WHAT YOU ARE ASKED TO DO: Write every record out again exactly as given.

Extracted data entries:
|---|

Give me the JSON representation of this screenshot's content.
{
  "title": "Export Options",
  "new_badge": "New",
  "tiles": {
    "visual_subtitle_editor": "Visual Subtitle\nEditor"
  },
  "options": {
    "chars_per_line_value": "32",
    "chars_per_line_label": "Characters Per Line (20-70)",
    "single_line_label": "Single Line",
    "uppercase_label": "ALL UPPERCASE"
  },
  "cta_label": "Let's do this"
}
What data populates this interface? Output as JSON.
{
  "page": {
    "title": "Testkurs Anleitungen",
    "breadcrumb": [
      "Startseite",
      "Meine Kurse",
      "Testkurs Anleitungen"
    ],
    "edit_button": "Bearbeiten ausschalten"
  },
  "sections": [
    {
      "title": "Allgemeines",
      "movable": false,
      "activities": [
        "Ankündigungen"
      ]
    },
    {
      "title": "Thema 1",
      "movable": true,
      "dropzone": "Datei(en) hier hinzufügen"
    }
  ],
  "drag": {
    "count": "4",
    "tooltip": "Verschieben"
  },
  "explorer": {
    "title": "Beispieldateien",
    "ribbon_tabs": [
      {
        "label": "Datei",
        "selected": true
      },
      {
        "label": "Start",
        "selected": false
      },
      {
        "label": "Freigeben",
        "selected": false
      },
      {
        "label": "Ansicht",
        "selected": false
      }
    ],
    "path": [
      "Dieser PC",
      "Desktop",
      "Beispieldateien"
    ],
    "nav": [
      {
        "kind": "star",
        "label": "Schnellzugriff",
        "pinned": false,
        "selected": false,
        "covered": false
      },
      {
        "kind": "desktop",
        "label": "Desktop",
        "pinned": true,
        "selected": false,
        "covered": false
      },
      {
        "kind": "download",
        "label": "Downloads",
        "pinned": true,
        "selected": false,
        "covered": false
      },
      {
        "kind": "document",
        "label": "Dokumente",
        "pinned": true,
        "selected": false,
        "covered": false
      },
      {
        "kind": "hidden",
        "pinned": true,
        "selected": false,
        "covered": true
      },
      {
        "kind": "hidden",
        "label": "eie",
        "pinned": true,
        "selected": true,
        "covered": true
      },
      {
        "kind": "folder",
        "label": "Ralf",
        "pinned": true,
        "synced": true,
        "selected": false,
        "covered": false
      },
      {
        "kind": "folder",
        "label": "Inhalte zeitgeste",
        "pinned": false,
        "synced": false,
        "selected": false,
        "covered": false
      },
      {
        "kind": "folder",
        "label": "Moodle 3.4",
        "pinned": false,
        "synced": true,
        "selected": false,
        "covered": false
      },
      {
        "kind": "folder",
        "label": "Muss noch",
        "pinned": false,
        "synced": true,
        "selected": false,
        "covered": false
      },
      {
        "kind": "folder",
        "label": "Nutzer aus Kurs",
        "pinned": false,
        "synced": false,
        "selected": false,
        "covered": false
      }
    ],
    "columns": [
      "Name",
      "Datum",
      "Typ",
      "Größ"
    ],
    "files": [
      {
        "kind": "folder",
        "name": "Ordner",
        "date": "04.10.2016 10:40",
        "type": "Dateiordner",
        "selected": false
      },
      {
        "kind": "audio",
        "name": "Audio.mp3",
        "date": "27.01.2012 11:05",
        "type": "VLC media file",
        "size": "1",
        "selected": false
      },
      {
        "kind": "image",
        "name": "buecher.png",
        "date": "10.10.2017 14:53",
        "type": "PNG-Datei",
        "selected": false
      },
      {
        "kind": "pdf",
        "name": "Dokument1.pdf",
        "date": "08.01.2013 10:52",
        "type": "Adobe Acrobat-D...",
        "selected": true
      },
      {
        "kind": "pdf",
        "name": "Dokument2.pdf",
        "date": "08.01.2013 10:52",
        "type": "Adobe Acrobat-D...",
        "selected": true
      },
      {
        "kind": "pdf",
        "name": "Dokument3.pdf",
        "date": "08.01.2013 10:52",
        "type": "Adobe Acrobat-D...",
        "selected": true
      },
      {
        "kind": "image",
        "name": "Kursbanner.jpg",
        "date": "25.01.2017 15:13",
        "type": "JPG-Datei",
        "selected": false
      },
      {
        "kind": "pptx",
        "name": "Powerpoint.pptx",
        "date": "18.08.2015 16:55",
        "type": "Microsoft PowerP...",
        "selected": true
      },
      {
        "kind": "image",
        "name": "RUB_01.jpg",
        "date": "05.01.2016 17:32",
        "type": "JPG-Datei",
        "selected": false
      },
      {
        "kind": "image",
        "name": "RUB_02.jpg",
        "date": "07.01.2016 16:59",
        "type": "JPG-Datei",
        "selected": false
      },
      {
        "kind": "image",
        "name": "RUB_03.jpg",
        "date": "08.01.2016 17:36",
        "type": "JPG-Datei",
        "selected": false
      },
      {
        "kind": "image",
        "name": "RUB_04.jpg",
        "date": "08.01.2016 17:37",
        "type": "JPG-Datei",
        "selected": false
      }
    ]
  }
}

|---|

EXERCISE RESPONSE:
Give me the JSON representation of this screenshot's content.
{
  "title": "Export Options",
  "new_badge": "New",
  "tiles": {
    "visual_subtitle_editor": "Visual Subtitle\nEditor"
  },
  "options": {
    "chars_per_line_value": "32",
    "chars_per_line_label": "Characters Per Line (20-70)",
    "single_line_label": "Single Line",
    "uppercase_label": "ALL UPPERCASE"
  },
  "cta_label": "Let's do this"
}
What data populates this interface? Output as JSON.
{
  "page": {
    "title": "Testkurs Anleitungen",
    "breadcrumb": [
      "Startseite",
      "Meine Kurse",
      "Testkurs Anleitungen"
    ],
    "edit_button": "Bearbeiten ausschalten"
  },
  "sections": [
    {
      "title": "Allgemeines",
      "movable": false,
      "activities": [
        "Ankündigungen"
      ]
    },
    {
      "title": "Thema 1",
      "movable": true,
      "dropzone": "Datei(en) hier hinzufügen"
    }
  ],
  "drag": {
    "count": "4",
    "tooltip": "Verschieben"
  },
  "explorer": {
    "title": "Beispieldateien",
    "ribbon_tabs": [
      {
        "label": "Datei",
        "selected": true
      },
      {
        "label": "Start",
        "selected": false
      },
      {
        "label": "Freigeben",
        "selected": false
      },
      {
        "label": "Ansicht",
        "selected": false
      }
    ],
    "path": [
      "Dieser PC",
      "Desktop",
      "Beispieldateien"
    ],
    "nav": [
      {
        "kind": "star",
        "label": "Schnellzugriff",
        "pinned": false,
        "selected": false,
        "covered": false
      },
      {
        "kind": "desktop",
        "label": "Desktop",
        "pinned": true,
        "selected": false,
        "covered": false
      },
      {
        "kind": "download",
        "label": "Downloads",
        "pinned": true,
        "selected": false,
        "covered": false
      },
      {
        "kind": "document",
        "label": "Dokumente",
        "pinned": true,
        "selected": false,
        "covered": false
      },
      {
        "kind": "hidden",
        "pinned": true,
        "selected": false,
        "covered": true
      },
      {
        "kind": "hidden",
        "label": "eie",
        "pinned": true,
        "selected": true,
        "covered": true
      },
      {
        "kind": "folder",
        "label": "Ralf",
        "pinned": true,
        "synced": true,
        "selected": false,
        "covered": false
      },
      {
        "kind": "folder",
        "label": "Inhalte zeitgeste",
        "pinned": false,
        "synced": false,
        "selected": false,
        "covered": false
      },
      {
        "kind": "folder",
        "label": "Moodle 3.4",
        "pinned": false,
        "synced": true,
        "selected": false,
        "covered": false
      },
      {
        "kind": "folder",
        "label": "Muss noch",
        "pinned": false,
        "synced": true,
        "selected": false,
        "covered": false
      },
      {
        "kind": "folder",
        "label": "Nutzer aus Kurs",
        "pinned": false,
        "synced": false,
        "selected": false,
        "covered": false
      }
    ],
    "columns": [
      "Name",
      "Datum",
      "Typ",
      "Größ"
    ],
    "files": [
      {
        "kind": "folder",
        "name": "Ordner",
        "date": "04.10.2016 10:40",
        "type": "Dateiordner",
        "selected": false
      },
      {
        "kind": "audio",
        "name": "Audio.mp3",
        "date": "27.01.2012 11:05",
        "type": "VLC media file",
        "size": "1",
        "selected": false
      },
      {
        "kind": "image",
        "name": "buecher.png",
        "date": "10.10.2017 14:53",
        "type": "PNG-Datei",
        "selected": false
      },
      {
        "kind": "pdf",
        "name": "Dokument1.pdf",
        "date": "08.01.2013 10:52",
        "type": "Adobe Acrobat-D...",
        "selected": true
      },
      {
        "kind": "pdf",
        "name": "Dokument2.pdf",
        "date": "08.01.2013 10:52",
        "type": "Adobe Acrobat-D...",
        "selected": true
      },
      {
        "kind": "pdf",
        "name": "Dokument3.pdf",
        "date": "08.01.2013 10:52",
        "type": "Adobe Acrobat-D...",
        "selected": true
      },
      {
        "kind": "image",
        "name": "Kursbanner.jpg",
        "date": "25.01.2017 15:13",
        "type": "JPG-Datei",
        "selected": false
      },
      {
        "kind": "pptx",
        "name": "Powerpoint.pptx",
        "date": "18.08.2015 16:55",
        "type": "Microsoft PowerP...",
        "selected": true
      },
      {
        "kind": "image",
        "name": "RUB_01.jpg",
        "date": "05.01.2016 17:32",
        "type": "JPG-Datei",
        "selected": false
      },
      {
        "kind": "image",
        "name": "RUB_02.jpg",
        "date": "07.01.2016 16:59",
        "type": "JPG-Datei",
        "selected": false
      },
      {
        "kind": "image",
        "name": "RUB_03.jpg",
        "date": "08.01.2016 17:36",
        "type": "JPG-Datei",
        "selected": false
      },
      {
        "kind": "image",
        "name": "RUB_04.jpg",
        "date": "08.01.2016 17:37",
        "type": "JPG-Datei",
        "selected": false
      }
    ]
  }
}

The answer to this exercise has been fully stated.